Directions. Without the pictures, set down the records below word for word.
=-=-=-=-=
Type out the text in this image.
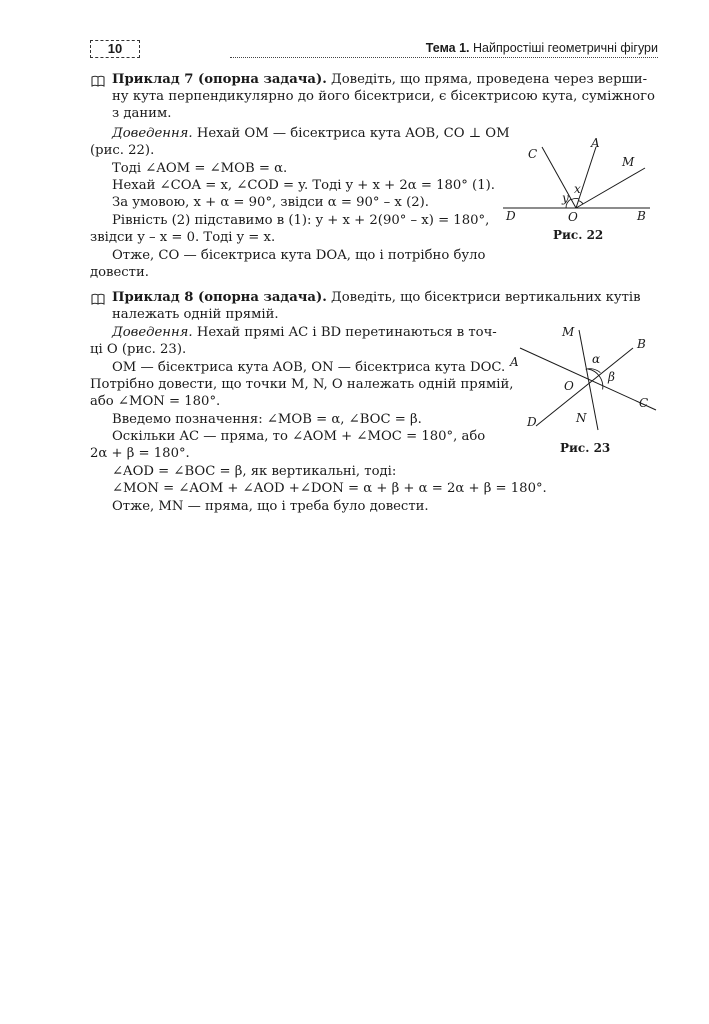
10	Тема 1. Найпростіші геометричні фігури
Приклад 7 (опорна задача). Доведіть, що пряма, проведена через верши-
ну кута перпендикулярно до його бісектриси, є бісектрисою кута, суміжного
з даним.
Доведення. Нехай OM — бісектриса кута AOB, CO ⊥ OM
(рис. 22).
Тоді ∠AOM = ∠MOB = α.
Нехай ∠COA = x, ∠COD = y. Тоді y + x + 2α = 180° (1).
За умовою, x + α = 90°, звідси α = 90° – x (2).
Рівність (2) підставимо в (1): y + x + 2(90° – x) = 180°,
звідси y – x = 0. Тоді y = x.
Отже, CO — бісектриса кута DOA, що і потрібно було
довести.
C
A
M
x
y
D	O	B
Рис. 22
Приклад 8 (опорна задача). Доведіть, що бісектриси вертикальних кутів
належать одній прямій.
Доведення. Нехай прямі AC і BD перетинаються в точ-
ці O (рис. 23).
OM — бісектриса кута AOB, ON — бісектриса кута DOC.
Потрібно довести, що точки M, N, O належать одній прямій,
або ∠MON = 180°.
Введемо позначення: ∠MOB = α, ∠BOC = β.
Оскільки AC — пряма, то ∠AOM + ∠MOC = 180°, або
2α + β = 180°.
∠AOD = ∠BOC = β, як вертикальні, тоді:
∠MON = ∠AOM + ∠AOD +∠DON = α + β + α = 2α + β = 180°.
Отже, MN — пряма, що і треба було довести.
M
B
A	α
β
O
C
D	N
Рис. 23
=-=-=-=-=
Task result.
Type out the text in this image.
10	Тема 1. Найпростіші геометричні фігури
Приклад 7 (опорна задача). Доведіть, що пряма, проведена через верши-
ну кута перпендикулярно до його бісектриси, є бісектрисою кута, суміжного
з даним.
Доведення. Нехай OM — бісектриса кута AOB, CO ⊥ OM
(рис. 22).
Тоді ∠AOM = ∠MOB = α.
Нехай ∠COA = x, ∠COD = y. Тоді y + x + 2α = 180° (1).
За умовою, x + α = 90°, звідси α = 90° – x (2).
Рівність (2) підставимо в (1): y + x + 2(90° – x) = 180°,
звідси y – x = 0. Тоді y = x.
Отже, CO — бісектриса кута DOA, що і потрібно було
довести.
C
A
M
x
y
D	O	B
Рис. 22
Приклад 8 (опорна задача). Доведіть, що бісектриси вертикальних кутів
належать одній прямій.
Доведення. Нехай прямі AC і BD перетинаються в точ-
ці O (рис. 23).
OM — бісектриса кута AOB, ON — бісектриса кута DOC.
Потрібно довести, що точки M, N, O належать одній прямій,
або ∠MON = 180°.
Введемо позначення: ∠MOB = α, ∠BOC = β.
Оскільки AC — пряма, то ∠AOM + ∠MOC = 180°, або
2α + β = 180°.
∠AOD = ∠BOC = β, як вертикальні, тоді:
∠MON = ∠AOM + ∠AOD +∠DON = α + β + α = 2α + β = 180°.
Отже, MN — пряма, що і треба було довести.
M
B
A	α
β
O
C
D	N
Рис. 23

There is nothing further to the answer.